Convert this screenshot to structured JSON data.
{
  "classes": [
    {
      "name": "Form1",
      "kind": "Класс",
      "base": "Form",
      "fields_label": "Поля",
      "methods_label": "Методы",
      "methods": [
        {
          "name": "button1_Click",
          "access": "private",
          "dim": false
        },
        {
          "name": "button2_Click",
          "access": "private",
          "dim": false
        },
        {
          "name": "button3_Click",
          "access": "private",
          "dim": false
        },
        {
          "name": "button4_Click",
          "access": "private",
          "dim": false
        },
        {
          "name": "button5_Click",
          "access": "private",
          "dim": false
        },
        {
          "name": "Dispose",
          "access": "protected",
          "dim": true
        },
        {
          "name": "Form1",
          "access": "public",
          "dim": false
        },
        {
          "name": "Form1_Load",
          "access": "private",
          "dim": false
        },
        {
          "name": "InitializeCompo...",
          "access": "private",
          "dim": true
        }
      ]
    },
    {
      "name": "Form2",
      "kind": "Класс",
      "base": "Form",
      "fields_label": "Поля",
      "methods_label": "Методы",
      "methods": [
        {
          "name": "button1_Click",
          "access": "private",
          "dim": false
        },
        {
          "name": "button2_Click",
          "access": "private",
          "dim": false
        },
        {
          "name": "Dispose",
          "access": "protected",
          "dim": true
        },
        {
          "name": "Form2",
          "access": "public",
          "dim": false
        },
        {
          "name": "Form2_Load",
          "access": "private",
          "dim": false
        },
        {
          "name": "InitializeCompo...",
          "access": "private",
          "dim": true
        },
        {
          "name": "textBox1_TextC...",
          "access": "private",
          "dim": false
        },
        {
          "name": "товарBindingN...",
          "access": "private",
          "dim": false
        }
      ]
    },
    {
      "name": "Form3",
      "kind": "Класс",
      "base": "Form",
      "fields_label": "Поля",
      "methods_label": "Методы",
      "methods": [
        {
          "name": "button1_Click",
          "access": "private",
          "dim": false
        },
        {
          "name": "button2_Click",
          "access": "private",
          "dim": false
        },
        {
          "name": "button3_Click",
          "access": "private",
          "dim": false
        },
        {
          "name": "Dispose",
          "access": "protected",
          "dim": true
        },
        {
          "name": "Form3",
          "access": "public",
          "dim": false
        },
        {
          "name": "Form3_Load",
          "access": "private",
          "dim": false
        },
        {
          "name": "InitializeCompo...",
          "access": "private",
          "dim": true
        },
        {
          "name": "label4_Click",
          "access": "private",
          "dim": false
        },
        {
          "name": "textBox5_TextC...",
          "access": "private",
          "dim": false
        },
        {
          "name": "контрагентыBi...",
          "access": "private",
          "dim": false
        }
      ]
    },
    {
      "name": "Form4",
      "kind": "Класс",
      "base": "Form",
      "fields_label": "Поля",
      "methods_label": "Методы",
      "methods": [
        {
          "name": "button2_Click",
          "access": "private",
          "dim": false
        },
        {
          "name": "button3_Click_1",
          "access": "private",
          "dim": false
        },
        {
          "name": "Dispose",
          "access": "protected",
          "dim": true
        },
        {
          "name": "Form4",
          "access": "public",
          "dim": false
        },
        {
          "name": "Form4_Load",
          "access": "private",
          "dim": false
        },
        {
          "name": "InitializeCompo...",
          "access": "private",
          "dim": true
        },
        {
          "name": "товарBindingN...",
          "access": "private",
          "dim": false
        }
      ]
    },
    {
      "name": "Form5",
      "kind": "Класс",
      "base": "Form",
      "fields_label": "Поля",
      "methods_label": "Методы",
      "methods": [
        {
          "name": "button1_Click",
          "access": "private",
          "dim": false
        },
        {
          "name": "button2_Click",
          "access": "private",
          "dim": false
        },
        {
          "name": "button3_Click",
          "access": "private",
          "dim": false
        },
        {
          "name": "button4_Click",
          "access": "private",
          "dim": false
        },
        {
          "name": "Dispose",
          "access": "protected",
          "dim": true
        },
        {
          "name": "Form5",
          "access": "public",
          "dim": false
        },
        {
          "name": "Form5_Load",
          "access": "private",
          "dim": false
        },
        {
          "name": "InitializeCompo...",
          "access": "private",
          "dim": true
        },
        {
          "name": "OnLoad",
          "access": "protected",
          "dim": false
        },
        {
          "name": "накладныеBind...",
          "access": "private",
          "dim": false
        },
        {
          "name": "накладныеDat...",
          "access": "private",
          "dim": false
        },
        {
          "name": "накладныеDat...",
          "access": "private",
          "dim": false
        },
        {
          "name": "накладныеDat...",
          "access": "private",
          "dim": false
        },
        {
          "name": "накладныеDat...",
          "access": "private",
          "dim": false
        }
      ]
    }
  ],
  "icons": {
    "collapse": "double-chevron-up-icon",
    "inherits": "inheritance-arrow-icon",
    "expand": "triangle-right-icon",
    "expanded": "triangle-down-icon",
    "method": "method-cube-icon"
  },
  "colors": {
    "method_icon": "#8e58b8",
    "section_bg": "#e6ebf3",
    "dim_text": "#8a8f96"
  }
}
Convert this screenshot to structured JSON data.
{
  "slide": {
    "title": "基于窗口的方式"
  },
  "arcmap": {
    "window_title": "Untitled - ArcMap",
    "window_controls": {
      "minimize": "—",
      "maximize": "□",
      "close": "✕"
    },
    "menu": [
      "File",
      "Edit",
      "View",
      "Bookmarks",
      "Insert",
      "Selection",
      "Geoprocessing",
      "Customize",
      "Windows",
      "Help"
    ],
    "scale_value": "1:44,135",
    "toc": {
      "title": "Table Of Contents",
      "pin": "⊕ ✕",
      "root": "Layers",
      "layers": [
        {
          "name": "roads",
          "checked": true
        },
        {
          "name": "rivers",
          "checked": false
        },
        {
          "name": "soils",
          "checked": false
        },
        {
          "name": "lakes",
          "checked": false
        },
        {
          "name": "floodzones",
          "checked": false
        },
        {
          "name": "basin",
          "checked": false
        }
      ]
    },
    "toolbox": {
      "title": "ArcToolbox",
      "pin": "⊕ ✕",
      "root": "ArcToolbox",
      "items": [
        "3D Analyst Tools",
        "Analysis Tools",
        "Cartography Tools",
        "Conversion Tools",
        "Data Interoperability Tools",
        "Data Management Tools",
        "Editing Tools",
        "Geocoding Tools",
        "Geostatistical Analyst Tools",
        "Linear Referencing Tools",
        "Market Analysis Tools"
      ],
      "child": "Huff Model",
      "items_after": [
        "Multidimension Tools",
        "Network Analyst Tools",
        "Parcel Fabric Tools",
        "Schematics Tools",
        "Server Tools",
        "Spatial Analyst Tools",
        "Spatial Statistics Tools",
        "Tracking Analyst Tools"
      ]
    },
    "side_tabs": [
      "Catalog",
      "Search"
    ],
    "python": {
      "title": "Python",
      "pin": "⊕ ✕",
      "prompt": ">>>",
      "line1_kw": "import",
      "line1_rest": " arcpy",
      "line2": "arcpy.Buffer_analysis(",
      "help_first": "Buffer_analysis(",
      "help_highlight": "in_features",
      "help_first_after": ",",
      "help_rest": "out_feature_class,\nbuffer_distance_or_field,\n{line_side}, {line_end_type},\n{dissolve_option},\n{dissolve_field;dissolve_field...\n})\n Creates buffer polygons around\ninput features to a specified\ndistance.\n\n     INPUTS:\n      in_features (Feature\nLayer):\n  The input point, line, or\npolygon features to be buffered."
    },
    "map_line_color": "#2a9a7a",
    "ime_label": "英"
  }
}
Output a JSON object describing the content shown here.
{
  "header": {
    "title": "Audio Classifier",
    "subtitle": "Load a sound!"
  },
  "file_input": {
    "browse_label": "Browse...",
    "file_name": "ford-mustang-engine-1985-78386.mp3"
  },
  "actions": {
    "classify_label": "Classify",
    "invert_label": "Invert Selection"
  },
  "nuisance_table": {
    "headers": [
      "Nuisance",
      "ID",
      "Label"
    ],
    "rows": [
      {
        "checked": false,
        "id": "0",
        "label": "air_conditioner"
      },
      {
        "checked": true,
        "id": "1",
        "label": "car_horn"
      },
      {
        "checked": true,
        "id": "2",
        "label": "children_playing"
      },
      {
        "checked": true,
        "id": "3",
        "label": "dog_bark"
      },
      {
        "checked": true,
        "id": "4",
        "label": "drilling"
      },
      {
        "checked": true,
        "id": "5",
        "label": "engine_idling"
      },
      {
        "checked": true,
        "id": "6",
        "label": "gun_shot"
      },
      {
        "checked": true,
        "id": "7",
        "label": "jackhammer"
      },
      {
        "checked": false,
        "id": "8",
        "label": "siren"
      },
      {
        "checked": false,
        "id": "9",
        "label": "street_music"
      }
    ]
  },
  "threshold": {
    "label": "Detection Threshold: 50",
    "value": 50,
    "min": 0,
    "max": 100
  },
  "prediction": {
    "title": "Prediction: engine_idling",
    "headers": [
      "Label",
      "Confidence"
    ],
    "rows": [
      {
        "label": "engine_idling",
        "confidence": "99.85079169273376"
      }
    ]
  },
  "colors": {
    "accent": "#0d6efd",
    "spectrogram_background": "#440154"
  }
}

::::::

= Aim of the exercise =
Leave out every line without the string "Spatial" and copy the rest.

= Result of the task =
        "Spatial Analyst Tools",
        "Spatial Statistics Tools",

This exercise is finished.